What is being asked
Please return the part of the geometry converter text that starts at the words "Our geometry conversion" and stops after "GitHub at https://github.com/Tencent/rapidjson.", copied word for word.

Text excerpt
....................

Our geometry conversion tool takes its configuration from a .json file that, for the Lumberyard Bistro mesh used in this book, looks like this:
[{ "input_scene": "deps/src/bistro/Exterior/exterior.obj", "output_mesh": "data/meshes/test.meshes", "output_scene": "data/meshes/test.scene", "output_materials": "data/meshes/test.materials", "output_boxes": "data/meshes/test.boxes", "scale": 0.01, "calculate_LODs": false, "merge_instances": true },
{ "input_scene": "deps/src/bistro/Interior/interior.obj", "output_mesh": "data/meshes/test2.meshes", "output_scene": "data/meshes/test2.scene", "output_materials": "data/meshes/test2.materials", "output_boxes": "data/meshes/test2.boxes", "scale": 0.01, "calculate_LODs": false, "merge_instances": true }]
To parse this configuration file, we are going to use the RapidJSON library, which can be found on GitHub at https://github.com/Tencent/rapidjson.
First, we should take a look at how to implement the .json parsing step:
struct SceneConfig {
std::string fileName;
std::string outputMesh;
std::string outputScene;
std::string outputMaterials;
std::string outputBoxes;
float scale;
bool calculateLODs;
bool mergeInstances;
};
std::vector<SceneConfig> readConfigFile( const char* cfgFileName) {
std::ifstream ifs(cfgFileName);
rapidjson::IStreamWrapper isw(ifs);
rapidjson::Document document;
const rapidjson::ParseResult = document.ParseStream(isw);
std::vector<SceneConfig> configList;
for (rapidjson::SizeType i = 0; i < document.Size(); i++) {
configList.emplace_back(SceneConfig { .fileName = document[i]["input_scene"].GetString(), .outputMesh = document[i]["output_mesh"].GetString(), .outputScene = document[i]["output_scene"].GetString(), .outputMaterials = document[i]["output_materials"].GetString(), .outputBoxes = document[i].HasMember("output_boxes") ? document[i]["output_boxes"].GetString() : std::string(), .scale = (float)document[i]["scale"].GetDouble(), .calculateLODs = document[i]["calculate_LODs"].GetBool(), .mergeInstances = document[i]["merge_instances"].GetBool() });
}
return configList;
}
int main() {
fs::create_directory("data/out_textures");
const auto configs = readConfigFile("data/sceneconverter.json");
for (const auto& cfg: configs)
processScene(cfg);
return 0;
}
The actual heavy lifting is done inside processScene(). It loads a single scene file using Assimp and converts all the data into formats suitable for rendering. Let's look deeper to see how this is done:
std::vector<Mesh> g_meshes;
std::vector<BoundingBox> g_boxes;
std::vector<uint32_t> g_indexData;
std::vector<float> g_vertexData;
uint32_t g_indexOffset = 0;
uint32_t g_vertexOffset = 0;
void processScene(const SceneConfig& cfg) {
g_meshes.clear();
g_indexData.clear();
g_vertexData.clear();
g_indexOffset = 0;
g_vertexOffset = 0;
const size_t pathSeparator = cfg.fileName.find_last_of("/\");
const string basePath = (pathSeparator != string::npos) ? cfg.fileName.substr(0, pathSeparator + 1) : "";
The actual file is in another folder. We are going to need it later, when we deal with the textures.

....................

Data rows

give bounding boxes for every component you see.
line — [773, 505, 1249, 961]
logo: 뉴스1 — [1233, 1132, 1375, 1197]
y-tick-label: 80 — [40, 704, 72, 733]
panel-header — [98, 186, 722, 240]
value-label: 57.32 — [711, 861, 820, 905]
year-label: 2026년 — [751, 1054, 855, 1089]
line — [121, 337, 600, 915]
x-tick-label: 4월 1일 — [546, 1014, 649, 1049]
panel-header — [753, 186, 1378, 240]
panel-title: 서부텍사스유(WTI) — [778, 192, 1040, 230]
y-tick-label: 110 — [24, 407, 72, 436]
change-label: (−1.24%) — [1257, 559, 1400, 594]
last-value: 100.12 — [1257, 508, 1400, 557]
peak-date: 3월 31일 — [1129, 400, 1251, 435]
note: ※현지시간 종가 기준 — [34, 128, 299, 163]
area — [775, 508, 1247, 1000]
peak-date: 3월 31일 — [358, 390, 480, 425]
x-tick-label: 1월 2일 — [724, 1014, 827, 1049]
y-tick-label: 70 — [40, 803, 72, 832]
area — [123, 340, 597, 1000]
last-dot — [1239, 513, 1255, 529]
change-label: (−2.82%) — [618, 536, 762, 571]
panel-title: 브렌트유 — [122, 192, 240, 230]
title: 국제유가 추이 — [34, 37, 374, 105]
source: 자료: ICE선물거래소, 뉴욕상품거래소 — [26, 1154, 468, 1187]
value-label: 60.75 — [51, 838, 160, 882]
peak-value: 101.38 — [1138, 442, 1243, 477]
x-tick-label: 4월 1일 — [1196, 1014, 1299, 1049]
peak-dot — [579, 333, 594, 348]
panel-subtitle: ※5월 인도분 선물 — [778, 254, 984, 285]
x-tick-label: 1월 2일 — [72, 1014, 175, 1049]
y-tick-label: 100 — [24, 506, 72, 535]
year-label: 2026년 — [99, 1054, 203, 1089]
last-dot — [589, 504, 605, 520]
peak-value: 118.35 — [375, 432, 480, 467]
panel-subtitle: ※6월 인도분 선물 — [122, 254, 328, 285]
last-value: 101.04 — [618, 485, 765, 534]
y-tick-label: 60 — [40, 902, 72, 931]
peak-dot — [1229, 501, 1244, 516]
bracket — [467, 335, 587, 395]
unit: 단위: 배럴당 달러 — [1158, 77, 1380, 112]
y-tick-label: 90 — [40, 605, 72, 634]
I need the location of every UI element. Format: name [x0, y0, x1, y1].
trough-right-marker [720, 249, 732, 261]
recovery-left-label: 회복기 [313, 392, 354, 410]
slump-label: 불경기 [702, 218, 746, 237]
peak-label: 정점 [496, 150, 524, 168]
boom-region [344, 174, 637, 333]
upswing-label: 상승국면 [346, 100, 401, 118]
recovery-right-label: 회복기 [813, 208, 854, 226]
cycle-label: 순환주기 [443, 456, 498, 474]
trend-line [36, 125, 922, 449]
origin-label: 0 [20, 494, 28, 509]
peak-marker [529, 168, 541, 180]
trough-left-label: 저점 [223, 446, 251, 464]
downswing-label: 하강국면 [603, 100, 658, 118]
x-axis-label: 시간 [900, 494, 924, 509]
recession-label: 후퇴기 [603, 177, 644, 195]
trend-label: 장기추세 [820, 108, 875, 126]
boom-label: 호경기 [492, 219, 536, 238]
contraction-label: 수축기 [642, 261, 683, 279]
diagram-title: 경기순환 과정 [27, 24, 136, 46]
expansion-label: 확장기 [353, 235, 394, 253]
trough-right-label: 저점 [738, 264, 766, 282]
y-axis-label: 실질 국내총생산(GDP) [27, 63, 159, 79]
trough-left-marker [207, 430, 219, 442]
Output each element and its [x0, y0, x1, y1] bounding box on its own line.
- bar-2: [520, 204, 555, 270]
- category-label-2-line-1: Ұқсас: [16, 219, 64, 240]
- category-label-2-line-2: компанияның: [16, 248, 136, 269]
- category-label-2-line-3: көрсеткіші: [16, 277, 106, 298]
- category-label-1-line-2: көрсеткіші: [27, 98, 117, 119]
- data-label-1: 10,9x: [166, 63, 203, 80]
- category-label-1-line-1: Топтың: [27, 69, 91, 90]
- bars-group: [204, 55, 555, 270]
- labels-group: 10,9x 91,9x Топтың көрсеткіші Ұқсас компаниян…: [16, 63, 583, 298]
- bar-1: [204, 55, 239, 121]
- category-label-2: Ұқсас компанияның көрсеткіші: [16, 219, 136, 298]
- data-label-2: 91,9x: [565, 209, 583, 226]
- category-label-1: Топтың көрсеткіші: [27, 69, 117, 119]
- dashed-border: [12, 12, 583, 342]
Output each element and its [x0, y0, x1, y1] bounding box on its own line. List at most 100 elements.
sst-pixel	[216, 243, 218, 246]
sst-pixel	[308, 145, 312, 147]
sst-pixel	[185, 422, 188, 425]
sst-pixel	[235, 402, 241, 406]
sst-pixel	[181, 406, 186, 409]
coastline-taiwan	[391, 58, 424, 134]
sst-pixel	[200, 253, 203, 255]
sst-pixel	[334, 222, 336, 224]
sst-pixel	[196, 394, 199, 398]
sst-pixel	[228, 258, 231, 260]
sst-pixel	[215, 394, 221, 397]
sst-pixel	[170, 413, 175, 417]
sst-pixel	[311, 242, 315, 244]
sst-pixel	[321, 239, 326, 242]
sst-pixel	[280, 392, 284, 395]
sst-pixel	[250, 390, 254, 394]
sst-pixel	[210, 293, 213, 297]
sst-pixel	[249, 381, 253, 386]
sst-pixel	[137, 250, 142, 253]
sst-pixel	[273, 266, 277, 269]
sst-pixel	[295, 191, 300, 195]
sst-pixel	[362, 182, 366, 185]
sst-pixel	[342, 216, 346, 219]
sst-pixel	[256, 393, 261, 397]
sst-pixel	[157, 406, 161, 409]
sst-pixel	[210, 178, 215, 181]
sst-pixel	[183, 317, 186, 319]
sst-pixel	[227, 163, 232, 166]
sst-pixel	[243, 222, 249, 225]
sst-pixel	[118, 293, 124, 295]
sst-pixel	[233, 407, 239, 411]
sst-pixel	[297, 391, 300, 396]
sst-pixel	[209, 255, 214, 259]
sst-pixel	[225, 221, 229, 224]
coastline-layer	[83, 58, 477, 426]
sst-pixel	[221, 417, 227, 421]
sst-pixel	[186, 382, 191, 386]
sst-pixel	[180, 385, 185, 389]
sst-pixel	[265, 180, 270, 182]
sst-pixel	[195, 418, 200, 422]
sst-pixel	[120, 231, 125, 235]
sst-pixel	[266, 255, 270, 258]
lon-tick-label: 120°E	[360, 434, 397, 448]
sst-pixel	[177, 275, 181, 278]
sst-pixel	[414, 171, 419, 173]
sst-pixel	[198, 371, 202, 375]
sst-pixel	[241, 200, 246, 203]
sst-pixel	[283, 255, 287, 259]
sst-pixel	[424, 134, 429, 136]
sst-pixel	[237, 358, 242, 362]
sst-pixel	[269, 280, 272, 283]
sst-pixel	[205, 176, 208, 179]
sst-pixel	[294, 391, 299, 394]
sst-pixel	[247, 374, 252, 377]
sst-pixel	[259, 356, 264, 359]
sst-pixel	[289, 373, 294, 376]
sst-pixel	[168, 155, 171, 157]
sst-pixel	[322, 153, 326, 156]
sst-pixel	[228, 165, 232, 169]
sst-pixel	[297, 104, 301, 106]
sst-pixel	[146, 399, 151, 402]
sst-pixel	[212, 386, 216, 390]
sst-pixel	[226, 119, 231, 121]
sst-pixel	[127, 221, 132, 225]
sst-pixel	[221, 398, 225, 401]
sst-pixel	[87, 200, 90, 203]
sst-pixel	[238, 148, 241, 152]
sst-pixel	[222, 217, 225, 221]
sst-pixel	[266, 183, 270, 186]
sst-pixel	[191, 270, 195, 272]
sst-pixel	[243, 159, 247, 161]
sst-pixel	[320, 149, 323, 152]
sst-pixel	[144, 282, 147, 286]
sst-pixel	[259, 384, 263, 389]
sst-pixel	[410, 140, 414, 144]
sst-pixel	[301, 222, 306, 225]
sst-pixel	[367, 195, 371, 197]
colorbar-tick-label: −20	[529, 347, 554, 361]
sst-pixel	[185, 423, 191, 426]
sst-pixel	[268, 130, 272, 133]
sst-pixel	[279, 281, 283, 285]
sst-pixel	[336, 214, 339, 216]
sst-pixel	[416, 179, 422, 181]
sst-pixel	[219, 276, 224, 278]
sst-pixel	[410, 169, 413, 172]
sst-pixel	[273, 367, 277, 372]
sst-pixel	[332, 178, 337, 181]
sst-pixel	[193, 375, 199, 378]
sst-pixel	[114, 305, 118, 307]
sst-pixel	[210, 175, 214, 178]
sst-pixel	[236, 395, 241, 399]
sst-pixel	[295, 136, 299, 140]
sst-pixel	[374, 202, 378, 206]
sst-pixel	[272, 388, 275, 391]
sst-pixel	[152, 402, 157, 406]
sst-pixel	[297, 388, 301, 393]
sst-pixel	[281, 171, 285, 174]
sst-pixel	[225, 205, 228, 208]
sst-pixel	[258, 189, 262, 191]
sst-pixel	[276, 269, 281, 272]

....................

Written answer
Our geometry conversion tool takes its configuration from a .json file that, for the Lumberyard Bistro mesh used in this book, looks like this:
[{ "input_scene": "deps/src/bistro/Exterior/exterior.obj", "output_mesh": "data/meshes/test.meshes", "output_scene": "data/meshes/test.scene", "output_materials": "data/meshes/test.materials", "output_boxes": "data/meshes/test.boxes", "scale": 0.01, "calculate_LODs": false, "merge_instances": true },
{ "input_scene": "deps/src/bistro/Interior/interior.obj", "output_mesh": "data/meshes/test2.meshes", "output_scene": "data/meshes/test2.scene", "output_materials": "data/meshes/test2.materials", "output_boxes": "data/meshes/test2.boxes", "scale": 0.01, "calculate_LODs": false, "merge_instances": true }]
To parse this configuration file, we are going to use the RapidJSON library, which can be found on GitHub at https://github.com/Tencent/rapidjson.